• [YOUR OBJECTIVE]:
Write the records out again, precisely as they stand.

• [TASK INPUT]:
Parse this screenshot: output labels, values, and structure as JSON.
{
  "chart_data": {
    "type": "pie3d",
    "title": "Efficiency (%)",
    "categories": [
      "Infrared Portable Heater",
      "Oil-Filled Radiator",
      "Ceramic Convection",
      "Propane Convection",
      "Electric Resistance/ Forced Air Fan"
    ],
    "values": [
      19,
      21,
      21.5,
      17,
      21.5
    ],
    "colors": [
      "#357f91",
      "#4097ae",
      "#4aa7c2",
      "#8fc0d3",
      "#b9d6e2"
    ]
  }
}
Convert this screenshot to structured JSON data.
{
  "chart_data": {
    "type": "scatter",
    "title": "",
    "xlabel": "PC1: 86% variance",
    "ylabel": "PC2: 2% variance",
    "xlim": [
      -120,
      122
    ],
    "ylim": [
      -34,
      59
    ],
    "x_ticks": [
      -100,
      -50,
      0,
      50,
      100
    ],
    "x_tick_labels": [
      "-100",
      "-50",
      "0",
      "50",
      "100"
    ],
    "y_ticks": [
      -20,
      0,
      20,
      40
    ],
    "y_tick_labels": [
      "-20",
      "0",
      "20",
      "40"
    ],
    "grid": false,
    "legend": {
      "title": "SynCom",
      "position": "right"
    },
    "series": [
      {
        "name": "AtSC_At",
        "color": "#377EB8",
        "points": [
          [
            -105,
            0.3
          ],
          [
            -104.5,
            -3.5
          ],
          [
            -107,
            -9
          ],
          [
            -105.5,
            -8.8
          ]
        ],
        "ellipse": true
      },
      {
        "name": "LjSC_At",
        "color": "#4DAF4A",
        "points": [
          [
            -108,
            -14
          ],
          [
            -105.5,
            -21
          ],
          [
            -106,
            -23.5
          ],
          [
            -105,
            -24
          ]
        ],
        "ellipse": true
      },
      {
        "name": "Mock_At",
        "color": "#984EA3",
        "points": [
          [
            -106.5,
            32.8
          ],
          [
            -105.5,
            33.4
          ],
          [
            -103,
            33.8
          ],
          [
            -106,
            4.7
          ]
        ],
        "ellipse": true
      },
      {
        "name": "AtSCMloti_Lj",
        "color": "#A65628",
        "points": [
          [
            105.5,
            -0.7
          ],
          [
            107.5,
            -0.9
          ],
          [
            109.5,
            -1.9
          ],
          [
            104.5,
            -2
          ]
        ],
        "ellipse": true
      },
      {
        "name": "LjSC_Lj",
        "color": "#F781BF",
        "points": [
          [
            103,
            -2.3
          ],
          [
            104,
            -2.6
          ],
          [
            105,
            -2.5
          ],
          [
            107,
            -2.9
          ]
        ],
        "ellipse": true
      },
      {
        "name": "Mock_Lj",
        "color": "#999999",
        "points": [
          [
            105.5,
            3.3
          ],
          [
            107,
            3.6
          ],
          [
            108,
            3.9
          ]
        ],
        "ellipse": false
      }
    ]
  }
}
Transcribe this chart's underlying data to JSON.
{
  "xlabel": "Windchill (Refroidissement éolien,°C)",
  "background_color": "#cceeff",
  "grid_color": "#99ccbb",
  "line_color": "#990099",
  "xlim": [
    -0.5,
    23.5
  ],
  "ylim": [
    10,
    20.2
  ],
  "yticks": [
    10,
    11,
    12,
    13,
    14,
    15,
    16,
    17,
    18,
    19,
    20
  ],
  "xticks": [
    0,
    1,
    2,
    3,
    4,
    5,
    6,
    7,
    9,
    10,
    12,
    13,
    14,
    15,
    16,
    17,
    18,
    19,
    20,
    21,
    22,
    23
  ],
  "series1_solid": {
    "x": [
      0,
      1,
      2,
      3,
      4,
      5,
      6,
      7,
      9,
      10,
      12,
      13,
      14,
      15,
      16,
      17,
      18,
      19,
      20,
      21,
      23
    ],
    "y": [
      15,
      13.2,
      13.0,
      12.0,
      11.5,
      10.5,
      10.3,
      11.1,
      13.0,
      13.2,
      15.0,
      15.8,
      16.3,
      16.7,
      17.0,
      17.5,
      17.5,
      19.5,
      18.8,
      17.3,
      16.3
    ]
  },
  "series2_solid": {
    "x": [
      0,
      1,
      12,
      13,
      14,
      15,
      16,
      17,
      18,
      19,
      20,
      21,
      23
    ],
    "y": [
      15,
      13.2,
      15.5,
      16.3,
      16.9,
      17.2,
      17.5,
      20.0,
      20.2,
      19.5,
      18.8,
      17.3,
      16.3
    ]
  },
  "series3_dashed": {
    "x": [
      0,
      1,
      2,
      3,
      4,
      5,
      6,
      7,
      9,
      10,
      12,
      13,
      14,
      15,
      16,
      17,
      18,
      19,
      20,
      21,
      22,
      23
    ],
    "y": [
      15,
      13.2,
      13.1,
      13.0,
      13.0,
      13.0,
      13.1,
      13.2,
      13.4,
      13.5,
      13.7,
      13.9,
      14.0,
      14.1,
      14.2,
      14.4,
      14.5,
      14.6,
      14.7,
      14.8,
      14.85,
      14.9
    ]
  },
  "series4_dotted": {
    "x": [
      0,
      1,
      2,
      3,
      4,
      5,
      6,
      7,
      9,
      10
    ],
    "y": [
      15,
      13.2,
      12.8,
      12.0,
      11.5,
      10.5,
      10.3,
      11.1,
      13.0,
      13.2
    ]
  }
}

• [CORRECT OUTPUT]:
Parse this screenshot: output labels, values, and structure as JSON.
{
  "chart_data": {
    "type": "pie3d",
    "title": "Efficiency (%)",
    "categories": [
      "Infrared Portable Heater",
      "Oil-Filled Radiator",
      "Ceramic Convection",
      "Propane Convection",
      "Electric Resistance/ Forced Air Fan"
    ],
    "values": [
      19,
      21,
      21.5,
      17,
      21.5
    ],
    "colors": [
      "#357f91",
      "#4097ae",
      "#4aa7c2",
      "#8fc0d3",
      "#b9d6e2"
    ]
  }
}
Convert this screenshot to structured JSON data.
{
  "chart_data": {
    "type": "scatter",
    "title": "",
    "xlabel": "PC1: 86% variance",
    "ylabel": "PC2: 2% variance",
    "xlim": [
      -120,
      122
    ],
    "ylim": [
      -34,
      59
    ],
    "x_ticks": [
      -100,
      -50,
      0,
      50,
      100
    ],
    "x_tick_labels": [
      "-100",
      "-50",
      "0",
      "50",
      "100"
    ],
    "y_ticks": [
      -20,
      0,
      20,
      40
    ],
    "y_tick_labels": [
      "-20",
      "0",
      "20",
      "40"
    ],
    "grid": false,
    "legend": {
      "title": "SynCom",
      "position": "right"
    },
    "series": [
      {
        "name": "AtSC_At",
        "color": "#377EB8",
        "points": [
          [
            -105,
            0.3
          ],
          [
            -104.5,
            -3.5
          ],
          [
            -107,
            -9
          ],
          [
            -105.5,
            -8.8
          ]
        ],
        "ellipse": true
      },
      {
        "name": "LjSC_At",
        "color": "#4DAF4A",
        "points": [
          [
            -108,
            -14
          ],
          [
            -105.5,
            -21
          ],
          [
            -106,
            -23.5
          ],
          [
            -105,
            -24
          ]
        ],
        "ellipse": true
      },
      {
        "name": "Mock_At",
        "color": "#984EA3",
        "points": [
          [
            -106.5,
            32.8
          ],
          [
            -105.5,
            33.4
          ],
          [
            -103,
            33.8
          ],
          [
            -106,
            4.7
          ]
        ],
        "ellipse": true
      },
      {
        "name": "AtSCMloti_Lj",
        "color": "#A65628",
        "points": [
          [
            105.5,
            -0.7
          ],
          [
            107.5,
            -0.9
          ],
          [
            109.5,
            -1.9
          ],
          [
            104.5,
            -2
          ]
        ],
        "ellipse": true
      },
      {
        "name": "LjSC_Lj",
        "color": "#F781BF",
        "points": [
          [
            103,
            -2.3
          ],
          [
            104,
            -2.6
          ],
          [
            105,
            -2.5
          ],
          [
            107,
            -2.9
          ]
        ],
        "ellipse": true
      },
      {
        "name": "Mock_Lj",
        "color": "#999999",
        "points": [
          [
            105.5,
            3.3
          ],
          [
            107,
            3.6
          ],
          [
            108,
            3.9
          ]
        ],
        "ellipse": false
      }
    ]
  }
}
Transcribe this chart's underlying data to JSON.
{
  "xlabel": "Windchill (Refroidissement éolien,°C)",
  "background_color": "#cceeff",
  "grid_color": "#99ccbb",
  "line_color": "#990099",
  "xlim": [
    -0.5,
    23.5
  ],
  "ylim": [
    10,
    20.2
  ],
  "yticks": [
    10,
    11,
    12,
    13,
    14,
    15,
    16,
    17,
    18,
    19,
    20
  ],
  "xticks": [
    0,
    1,
    2,
    3,
    4,
    5,
    6,
    7,
    9,
    10,
    12,
    13,
    14,
    15,
    16,
    17,
    18,
    19,
    20,
    21,
    22,
    23
  ],
  "series1_solid": {
    "x": [
      0,
      1,
      2,
      3,
      4,
      5,
      6,
      7,
      9,
      10,
      12,
      13,
      14,
      15,
      16,
      17,
      18,
      19,
      20,
      21,
      23
    ],
    "y": [
      15,
      13.2,
      13.0,
      12.0,
      11.5,
      10.5,
      10.3,
      11.1,
      13.0,
      13.2,
      15.0,
      15.8,
      16.3,
      16.7,
      17.0,
      17.5,
      17.5,
      19.5,
      18.8,
      17.3,
      16.3
    ]
  },
  "series2_solid": {
    "x": [
      0,
      1,
      12,
      13,
      14,
      15,
      16,
      17,
      18,
      19,
      20,
      21,
      23
    ],
    "y": [
      15,
      13.2,
      15.5,
      16.3,
      16.9,
      17.2,
      17.5,
      20.0,
      20.2,
      19.5,
      18.8,
      17.3,
      16.3
    ]
  },
  "series3_dashed": {
    "x": [
      0,
      1,
      2,
      3,
      4,
      5,
      6,
      7,
      9,
      10,
      12,
      13,
      14,
      15,
      16,
      17,
      18,
      19,
      20,
      21,
      22,
      23
    ],
    "y": [
      15,
      13.2,
      13.1,
      13.0,
      13.0,
      13.0,
      13.1,
      13.2,
      13.4,
      13.5,
      13.7,
      13.9,
      14.0,
      14.1,
      14.2,
      14.4,
      14.5,
      14.6,
      14.7,
      14.8,
      14.85,
      14.9
    ]
  },
  "series4_dotted": {
    "x": [
      0,
      1,
      2,
      3,
      4,
      5,
      6,
      7,
      9,
      10
    ],
    "y": [
      15,
      13.2,
      12.8,
      12.0,
      11.5,
      10.5,
      10.3,
      11.1,
      13.0,
      13.2
    ]
  }
}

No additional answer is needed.